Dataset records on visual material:
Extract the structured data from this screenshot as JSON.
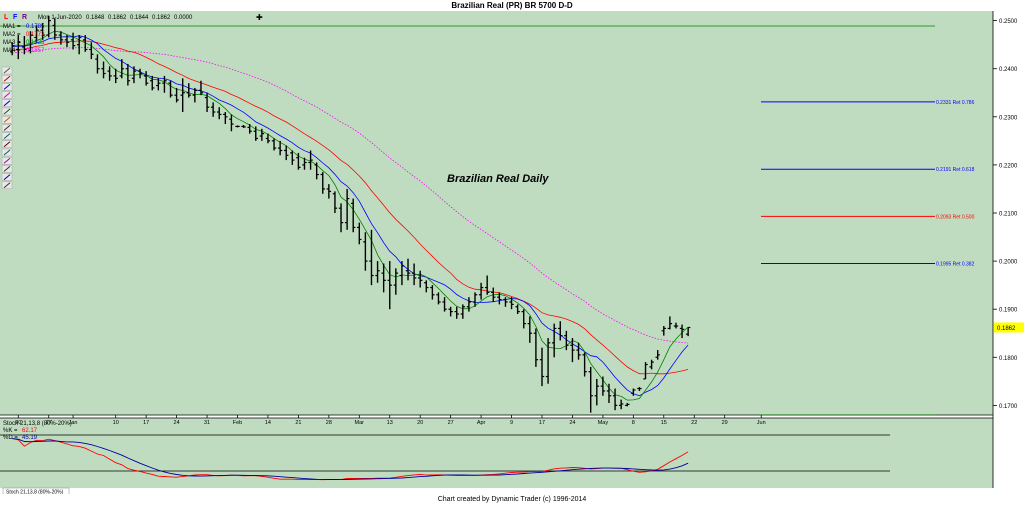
{
  "window": {
    "title": "Brazilian Real (PR) BR 5700 D-D",
    "footer": "Chart created by Dynamic Trader  (c) 1996-2014"
  },
  "toolbar": {
    "letters": [
      "L",
      "F",
      "R"
    ],
    "date": "Mon 1-Jun-2020",
    "open": "0.1848",
    "high": "0.1862",
    "low": "0.1844",
    "close": "0.1862",
    "change": "0.0000",
    "crosshair_icon": "crosshair-icon"
  },
  "tools": [
    "cursor-tool-icon",
    "cross-tool-icon",
    "trendline-tool-icon",
    "parallel-lines-tool-icon",
    "channel-tool-icon",
    "fib-retracement-tool-icon",
    "fib-extension-tool-icon",
    "ratio-tool-icon",
    "time-ratio-tool-icon",
    "cycle-tool-icon",
    "pattern-tool-icon",
    "grid-tool-icon",
    "text-tool-icon",
    "projection-tool-icon",
    "settings-tool-icon"
  ],
  "colors": {
    "background": "#c0dcc0",
    "ma1": "#0000ff",
    "ma2": "#ff0000",
    "ma3": "#008000",
    "ma4": "#ff00ff",
    "price_marker": "#ffff00",
    "stoch_k": "#ff0000",
    "stoch_d": "#0000a0"
  },
  "legend": {
    "ma": [
      {
        "label": "MA1 = ",
        "value": "0.1785",
        "color": "#0000ff"
      },
      {
        "label": "MA2 = ",
        "value": "0.1772",
        "color": "#ff0000"
      },
      {
        "label": "MA3 = ",
        "value": "0.1833",
        "color": "#008000"
      },
      {
        "label": "MA4 = ",
        "value": "0.1857",
        "color": "#ff00ff"
      }
    ],
    "stoch": [
      {
        "label": "Stoch 21,13,8 (80%-20%)",
        "value": "",
        "color": "#000000"
      },
      {
        "label": "%K = ",
        "value": "62.17",
        "color": "#ff0000"
      },
      {
        "label": "%D = ",
        "value": "45.19",
        "color": "#0000a0"
      }
    ],
    "stoch_tab": "Stoch 21,13,8 (80%-20%)"
  },
  "annotations": {
    "chart_label": "Brazilian Real Daily",
    "price_tag": "0.1862",
    "retracements": [
      {
        "price": 0.2331,
        "label": "0.2331 Ret 0.786",
        "x1": 114,
        "x2": 143
      },
      {
        "price": 0.2191,
        "label": "0.2191 Ret 0.618",
        "x1": 114,
        "x2": 143
      },
      {
        "price": 0.2093,
        "label": "0.2093 Ret 0.500",
        "x1": 114,
        "x2": 143
      },
      {
        "price": 0.1995,
        "label": "0.1995 Ret 0.382",
        "x1": 114,
        "x2": 143
      }
    ]
  },
  "chart_data": {
    "type": "ohlc",
    "title": "Brazilian Real (PR) BR 5700 D-D",
    "y_range": [
      0.168,
      0.252
    ],
    "y_ticks": [
      "0.2500",
      "0.2400",
      "0.2300",
      "0.2200",
      "0.2100",
      "0.2000",
      "0.1900",
      "0.1800",
      "0.1700"
    ],
    "y_tick_values": [
      0.25,
      0.24,
      0.23,
      0.22,
      0.21,
      0.2,
      0.19,
      0.18,
      0.17
    ],
    "x_range": [
      -2,
      150
    ],
    "x_ticks": [
      {
        "i": 1,
        "label": "20"
      },
      {
        "i": 6,
        "label": "27"
      },
      {
        "i": 10,
        "label": "Jan"
      },
      {
        "i": 17,
        "label": "10"
      },
      {
        "i": 22,
        "label": "17"
      },
      {
        "i": 27,
        "label": "24"
      },
      {
        "i": 32,
        "label": "31"
      },
      {
        "i": 37,
        "label": "Feb"
      },
      {
        "i": 42,
        "label": "14"
      },
      {
        "i": 47,
        "label": "21"
      },
      {
        "i": 52,
        "label": "28"
      },
      {
        "i": 57,
        "label": "Mar"
      },
      {
        "i": 62,
        "label": "13"
      },
      {
        "i": 67,
        "label": "20"
      },
      {
        "i": 72,
        "label": "27"
      },
      {
        "i": 77,
        "label": "Apr"
      },
      {
        "i": 82,
        "label": "9"
      },
      {
        "i": 87,
        "label": "17"
      },
      {
        "i": 92,
        "label": "24"
      },
      {
        "i": 97,
        "label": "May"
      },
      {
        "i": 102,
        "label": "8"
      },
      {
        "i": 107,
        "label": "15"
      },
      {
        "i": 112,
        "label": "22"
      },
      {
        "i": 117,
        "label": "29"
      },
      {
        "i": 123,
        "label": "Jun"
      }
    ],
    "bars": [
      [
        0.2435,
        0.2455,
        0.2428,
        0.2448
      ],
      [
        0.244,
        0.247,
        0.242,
        0.2455
      ],
      [
        0.2445,
        0.2468,
        0.243,
        0.244
      ],
      [
        0.2438,
        0.2478,
        0.2432,
        0.247
      ],
      [
        0.2465,
        0.249,
        0.2455,
        0.248
      ],
      [
        0.248,
        0.2495,
        0.246,
        0.247
      ],
      [
        0.247,
        0.251,
        0.2465,
        0.25
      ],
      [
        0.249,
        0.2505,
        0.246,
        0.247
      ],
      [
        0.247,
        0.2478,
        0.245,
        0.246
      ],
      [
        0.246,
        0.247,
        0.2445,
        0.2455
      ],
      [
        0.246,
        0.2475,
        0.244,
        0.2448
      ],
      [
        0.245,
        0.247,
        0.243,
        0.2465
      ],
      [
        0.246,
        0.247,
        0.2435,
        0.244
      ],
      [
        0.244,
        0.2455,
        0.242,
        0.243
      ],
      [
        0.242,
        0.243,
        0.239,
        0.24
      ],
      [
        0.24,
        0.2415,
        0.238,
        0.239
      ],
      [
        0.2395,
        0.2405,
        0.2375,
        0.2385
      ],
      [
        0.2385,
        0.24,
        0.237,
        0.238
      ],
      [
        0.2385,
        0.242,
        0.238,
        0.24
      ],
      [
        0.24,
        0.241,
        0.2365,
        0.2375
      ],
      [
        0.238,
        0.2405,
        0.237,
        0.2395
      ],
      [
        0.2395,
        0.24,
        0.238,
        0.239
      ],
      [
        0.2385,
        0.2395,
        0.2365,
        0.237
      ],
      [
        0.2375,
        0.2385,
        0.2355,
        0.236
      ],
      [
        0.2365,
        0.238,
        0.2355,
        0.237
      ],
      [
        0.237,
        0.2385,
        0.235,
        0.2375
      ],
      [
        0.237,
        0.2375,
        0.234,
        0.2345
      ],
      [
        0.2345,
        0.236,
        0.233,
        0.2335
      ],
      [
        0.2345,
        0.238,
        0.231,
        0.235
      ],
      [
        0.235,
        0.237,
        0.234,
        0.2345
      ],
      [
        0.2345,
        0.236,
        0.233,
        0.2355
      ],
      [
        0.2355,
        0.2375,
        0.2345,
        0.235
      ],
      [
        0.234,
        0.235,
        0.231,
        0.232
      ],
      [
        0.232,
        0.233,
        0.23,
        0.231
      ],
      [
        0.231,
        0.232,
        0.2295,
        0.2305
      ],
      [
        0.2305,
        0.231,
        0.2285,
        0.23
      ],
      [
        0.2295,
        0.2305,
        0.227,
        0.2285
      ],
      [
        0.228,
        0.2282,
        0.2278,
        0.228
      ],
      [
        0.228,
        0.2283,
        0.2277,
        0.2279
      ],
      [
        0.2278,
        0.2285,
        0.2265,
        0.227
      ],
      [
        0.227,
        0.228,
        0.225,
        0.2255
      ],
      [
        0.226,
        0.2275,
        0.225,
        0.2265
      ],
      [
        0.2255,
        0.2265,
        0.2245,
        0.225
      ],
      [
        0.225,
        0.2255,
        0.223,
        0.2235
      ],
      [
        0.2235,
        0.225,
        0.222,
        0.223
      ],
      [
        0.223,
        0.224,
        0.221,
        0.222
      ],
      [
        0.2225,
        0.223,
        0.22,
        0.221
      ],
      [
        0.2215,
        0.2225,
        0.219,
        0.2195
      ],
      [
        0.22,
        0.2215,
        0.219,
        0.2205
      ],
      [
        0.2205,
        0.223,
        0.219,
        0.221
      ],
      [
        0.22,
        0.2205,
        0.217,
        0.218
      ],
      [
        0.218,
        0.2185,
        0.214,
        0.215
      ],
      [
        0.215,
        0.216,
        0.213,
        0.2145
      ],
      [
        0.214,
        0.2145,
        0.21,
        0.211
      ],
      [
        0.211,
        0.212,
        0.206,
        0.208
      ],
      [
        0.208,
        0.215,
        0.2065,
        0.213
      ],
      [
        0.212,
        0.213,
        0.206,
        0.207
      ],
      [
        0.207,
        0.208,
        0.2035,
        0.2045
      ],
      [
        0.204,
        0.206,
        0.198,
        0.2
      ],
      [
        0.2,
        0.2065,
        0.195,
        0.197
      ],
      [
        0.197,
        0.2,
        0.1955,
        0.198
      ],
      [
        0.1975,
        0.1995,
        0.1935,
        0.196
      ],
      [
        0.196,
        0.2,
        0.19,
        0.195
      ],
      [
        0.195,
        0.1985,
        0.193,
        0.1975
      ],
      [
        0.197,
        0.2,
        0.195,
        0.199
      ],
      [
        0.198,
        0.2005,
        0.196,
        0.1975
      ],
      [
        0.1975,
        0.1995,
        0.195,
        0.1965
      ],
      [
        0.1965,
        0.198,
        0.1945,
        0.196
      ],
      [
        0.1955,
        0.196,
        0.1935,
        0.1945
      ],
      [
        0.1945,
        0.195,
        0.192,
        0.193
      ],
      [
        0.193,
        0.1935,
        0.191,
        0.1915
      ],
      [
        0.1915,
        0.1925,
        0.1895,
        0.19
      ],
      [
        0.19,
        0.1905,
        0.1885,
        0.1895
      ],
      [
        0.1895,
        0.1905,
        0.188,
        0.189
      ],
      [
        0.189,
        0.191,
        0.188,
        0.1905
      ],
      [
        0.1905,
        0.1925,
        0.1895,
        0.1915
      ],
      [
        0.1915,
        0.1935,
        0.1905,
        0.193
      ],
      [
        0.193,
        0.1955,
        0.192,
        0.1945
      ],
      [
        0.1945,
        0.197,
        0.193,
        0.1935
      ],
      [
        0.1935,
        0.1945,
        0.1915,
        0.1925
      ],
      [
        0.1925,
        0.1935,
        0.191,
        0.192
      ],
      [
        0.192,
        0.1925,
        0.1905,
        0.1915
      ],
      [
        0.1915,
        0.1925,
        0.19,
        0.191
      ],
      [
        0.1905,
        0.191,
        0.189,
        0.1895
      ],
      [
        0.1895,
        0.19,
        0.186,
        0.187
      ],
      [
        0.187,
        0.1885,
        0.183,
        0.185
      ],
      [
        0.185,
        0.186,
        0.178,
        0.1795
      ],
      [
        0.1795,
        0.182,
        0.174,
        0.176
      ],
      [
        0.176,
        0.184,
        0.1745,
        0.183
      ],
      [
        0.183,
        0.187,
        0.18,
        0.186
      ],
      [
        0.186,
        0.1875,
        0.1835,
        0.1845
      ],
      [
        0.1845,
        0.1855,
        0.1815,
        0.1825
      ],
      [
        0.1825,
        0.184,
        0.179,
        0.1815
      ],
      [
        0.1815,
        0.183,
        0.1795,
        0.1805
      ],
      [
        0.1805,
        0.181,
        0.176,
        0.177
      ],
      [
        0.177,
        0.178,
        0.1685,
        0.172
      ],
      [
        0.172,
        0.1755,
        0.17,
        0.174
      ],
      [
        0.174,
        0.176,
        0.172,
        0.173
      ],
      [
        0.173,
        0.1745,
        0.1705,
        0.172
      ],
      [
        0.172,
        0.1735,
        0.169,
        0.17
      ],
      [
        0.17,
        0.1712,
        0.1692,
        0.1703
      ],
      [
        0.17,
        0.1705,
        0.1698,
        0.1702
      ],
      [
        0.1725,
        0.1735,
        0.172,
        0.1732
      ],
      [
        0.1735,
        0.1738,
        0.173,
        0.1735
      ],
      [
        0.1755,
        0.179,
        0.1755,
        0.1785
      ],
      [
        0.178,
        0.1795,
        0.1775,
        0.179
      ],
      [
        0.18,
        0.1815,
        0.1795,
        0.1805
      ],
      [
        0.1855,
        0.1865,
        0.1845,
        0.186
      ],
      [
        0.186,
        0.1885,
        0.1858,
        0.187
      ],
      [
        0.1865,
        0.1872,
        0.186,
        0.1865
      ],
      [
        0.186,
        0.1868,
        0.184,
        0.1858
      ],
      [
        0.1848,
        0.1862,
        0.1844,
        0.1862
      ]
    ]
  }
}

WHAT YOU ARE ASKED TO DO.
Give the count of lines in the records that contain "ratio", and no other text.

CORRECT RESPONSE.
2